▶ [AIM]: Show every line where "mihi" occurs.

▶ [ITEMS]:
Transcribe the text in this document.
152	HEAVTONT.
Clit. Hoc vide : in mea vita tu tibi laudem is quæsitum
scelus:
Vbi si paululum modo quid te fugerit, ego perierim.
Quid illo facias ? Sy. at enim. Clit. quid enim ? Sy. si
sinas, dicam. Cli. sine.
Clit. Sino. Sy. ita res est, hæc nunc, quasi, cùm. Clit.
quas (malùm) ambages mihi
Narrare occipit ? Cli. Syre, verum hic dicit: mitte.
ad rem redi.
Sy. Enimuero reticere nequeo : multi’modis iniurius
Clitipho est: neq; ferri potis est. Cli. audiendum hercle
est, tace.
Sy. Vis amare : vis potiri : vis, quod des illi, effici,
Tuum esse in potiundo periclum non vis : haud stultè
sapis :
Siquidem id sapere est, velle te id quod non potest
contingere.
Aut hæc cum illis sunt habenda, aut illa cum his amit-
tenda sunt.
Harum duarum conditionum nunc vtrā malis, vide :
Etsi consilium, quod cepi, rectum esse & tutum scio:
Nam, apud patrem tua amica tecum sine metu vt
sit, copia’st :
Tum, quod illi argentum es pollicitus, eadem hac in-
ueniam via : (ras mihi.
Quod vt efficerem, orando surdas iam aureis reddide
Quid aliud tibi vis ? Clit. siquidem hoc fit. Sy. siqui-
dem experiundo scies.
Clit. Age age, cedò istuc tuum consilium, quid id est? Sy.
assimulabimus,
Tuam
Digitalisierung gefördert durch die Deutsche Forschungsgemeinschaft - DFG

▶ [EXPECTED ANSWER]:
quas (malùm) ambages mihi
ueniam via : (ras mihi.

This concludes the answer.